▶ **EXERCISE GOAL**
Wherever the word "vagy" turns up in a line of the entries, copy that line.

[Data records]
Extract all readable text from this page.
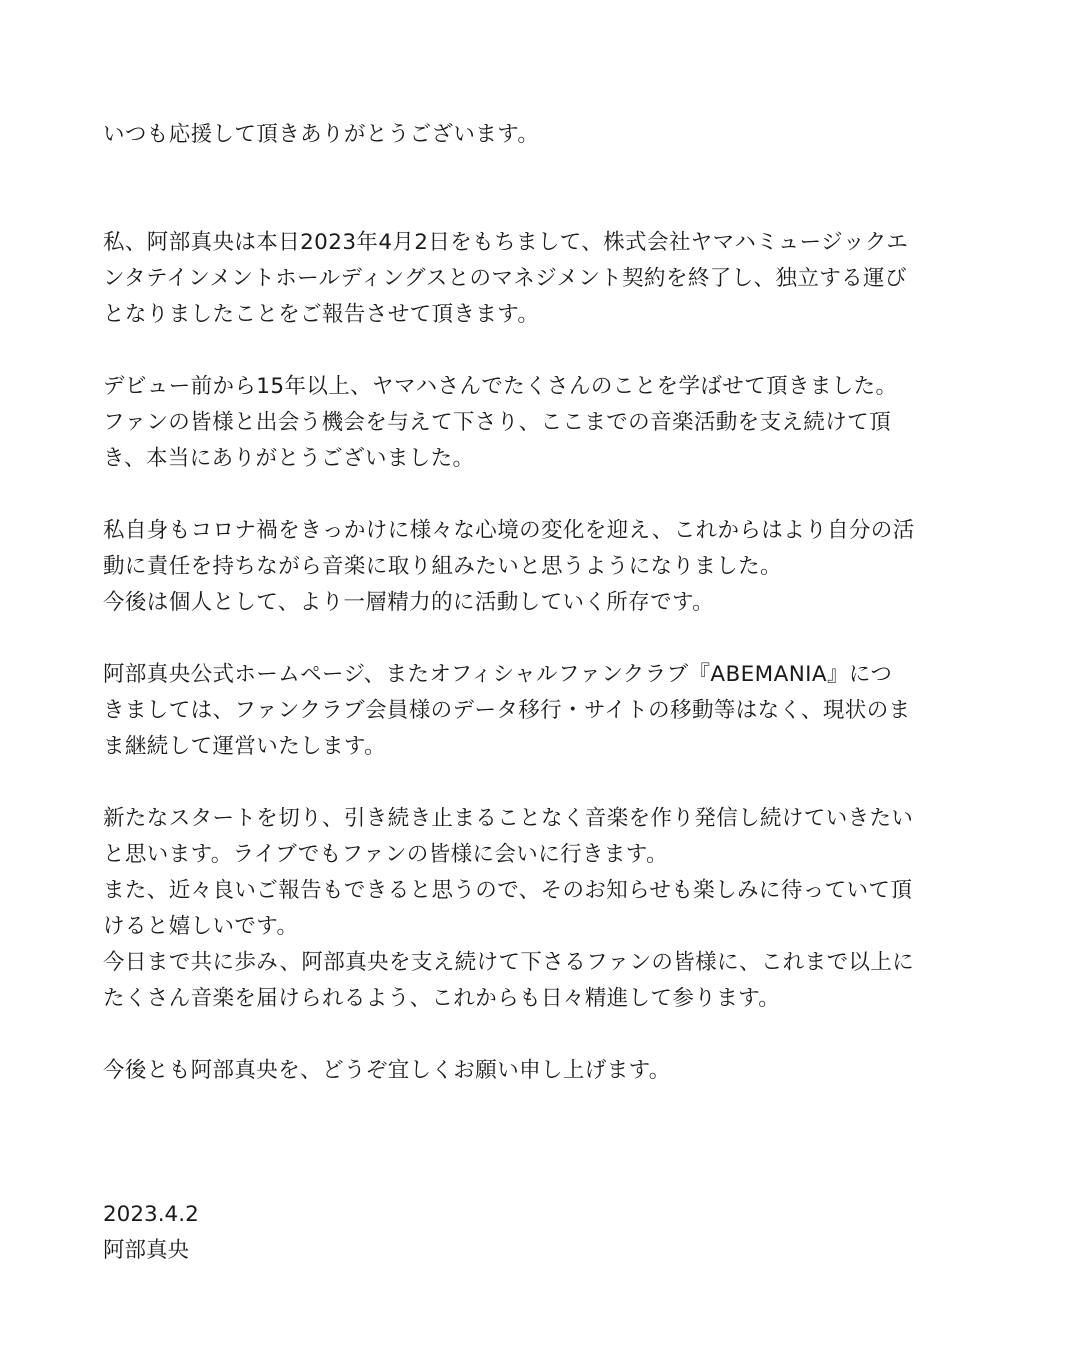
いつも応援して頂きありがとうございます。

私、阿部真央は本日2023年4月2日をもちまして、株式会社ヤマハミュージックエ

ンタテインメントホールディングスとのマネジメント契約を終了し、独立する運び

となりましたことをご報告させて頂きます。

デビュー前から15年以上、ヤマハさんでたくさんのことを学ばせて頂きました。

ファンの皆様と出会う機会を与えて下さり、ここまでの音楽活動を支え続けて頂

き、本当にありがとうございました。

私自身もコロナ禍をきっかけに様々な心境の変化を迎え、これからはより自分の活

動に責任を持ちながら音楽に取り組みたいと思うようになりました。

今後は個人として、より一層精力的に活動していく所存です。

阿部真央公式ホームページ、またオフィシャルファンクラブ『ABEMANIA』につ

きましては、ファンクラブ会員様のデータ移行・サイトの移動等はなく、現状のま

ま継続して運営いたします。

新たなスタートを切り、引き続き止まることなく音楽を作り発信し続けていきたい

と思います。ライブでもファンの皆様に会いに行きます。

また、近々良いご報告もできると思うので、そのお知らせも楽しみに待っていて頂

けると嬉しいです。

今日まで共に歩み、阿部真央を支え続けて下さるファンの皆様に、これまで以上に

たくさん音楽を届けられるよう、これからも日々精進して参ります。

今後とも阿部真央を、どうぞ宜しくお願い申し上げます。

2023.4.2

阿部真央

==

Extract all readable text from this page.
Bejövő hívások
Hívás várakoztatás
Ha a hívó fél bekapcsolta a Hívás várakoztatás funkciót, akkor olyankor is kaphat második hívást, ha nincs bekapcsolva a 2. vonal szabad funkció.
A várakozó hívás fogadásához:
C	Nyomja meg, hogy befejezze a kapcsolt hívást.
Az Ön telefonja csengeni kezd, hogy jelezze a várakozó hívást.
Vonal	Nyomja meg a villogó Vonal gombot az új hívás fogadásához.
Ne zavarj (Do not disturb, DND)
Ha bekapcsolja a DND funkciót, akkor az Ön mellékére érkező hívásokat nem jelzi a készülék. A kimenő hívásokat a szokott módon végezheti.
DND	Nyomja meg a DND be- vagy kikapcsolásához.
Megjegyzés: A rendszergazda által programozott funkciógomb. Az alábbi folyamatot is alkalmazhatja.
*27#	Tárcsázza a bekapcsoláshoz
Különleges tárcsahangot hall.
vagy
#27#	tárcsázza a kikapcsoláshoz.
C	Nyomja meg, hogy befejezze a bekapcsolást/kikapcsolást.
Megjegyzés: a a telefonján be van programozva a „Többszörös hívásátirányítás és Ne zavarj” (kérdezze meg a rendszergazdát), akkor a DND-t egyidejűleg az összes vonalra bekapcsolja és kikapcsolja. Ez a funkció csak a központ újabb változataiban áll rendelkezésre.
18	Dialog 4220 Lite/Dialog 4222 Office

---

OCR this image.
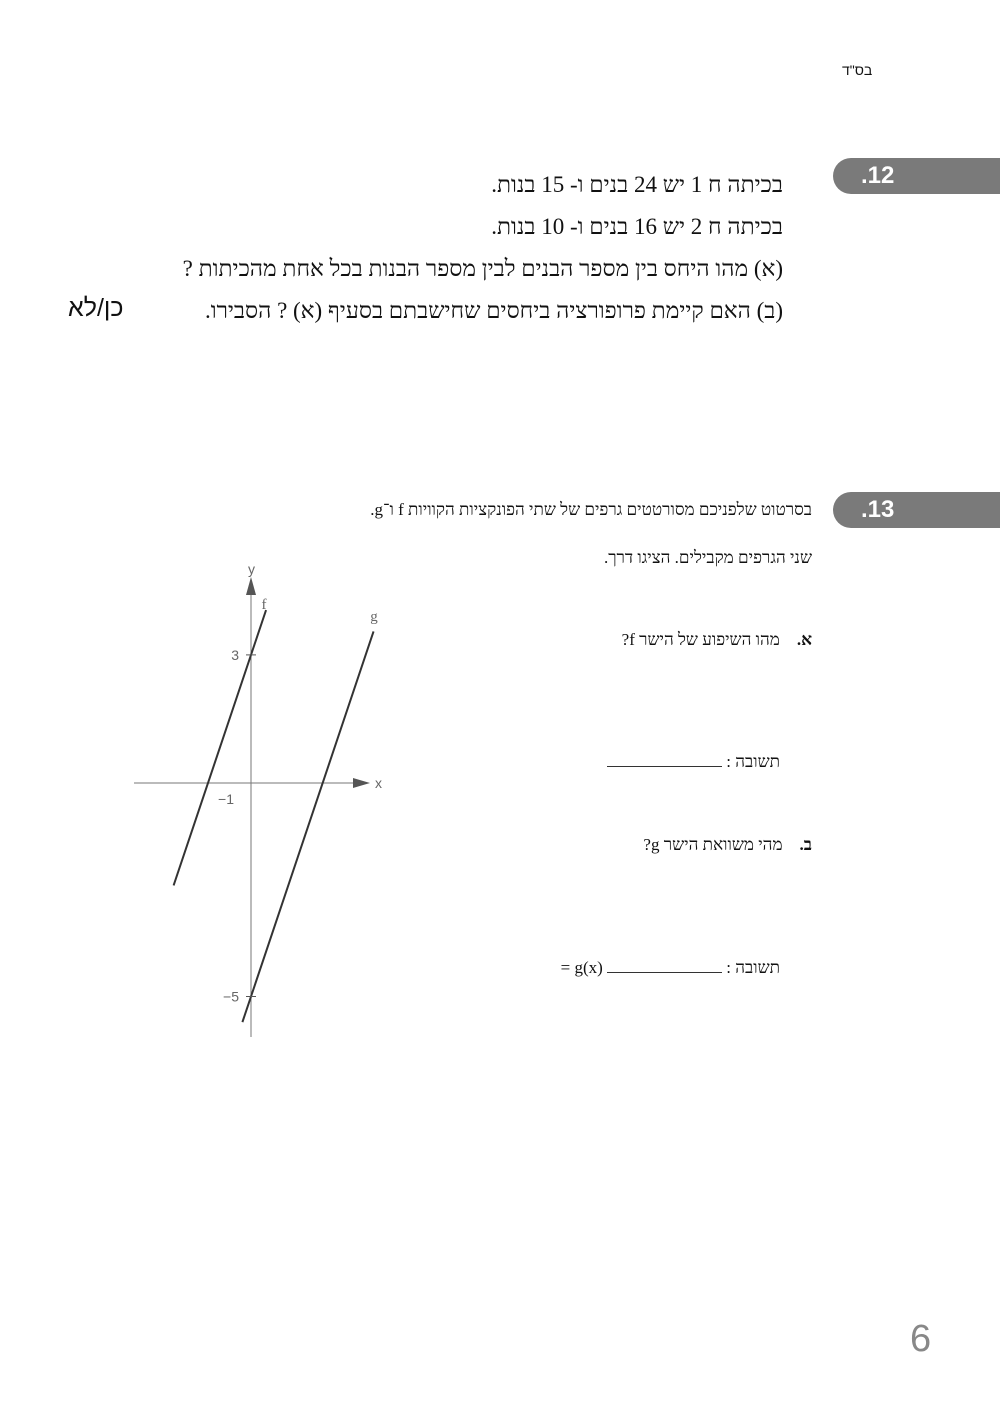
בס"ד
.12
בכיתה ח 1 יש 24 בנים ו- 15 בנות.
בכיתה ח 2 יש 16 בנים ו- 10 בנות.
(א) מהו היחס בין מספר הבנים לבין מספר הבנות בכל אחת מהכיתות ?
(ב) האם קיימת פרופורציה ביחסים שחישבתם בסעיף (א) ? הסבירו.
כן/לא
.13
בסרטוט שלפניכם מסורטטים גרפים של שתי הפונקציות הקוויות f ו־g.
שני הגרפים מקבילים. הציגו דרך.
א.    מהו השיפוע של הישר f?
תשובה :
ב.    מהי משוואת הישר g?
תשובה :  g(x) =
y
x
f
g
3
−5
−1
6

▶ **COMPLETED EXERCISE**
DND	Nyomja meg a DND be- vagy kikapcsolásához.
vagy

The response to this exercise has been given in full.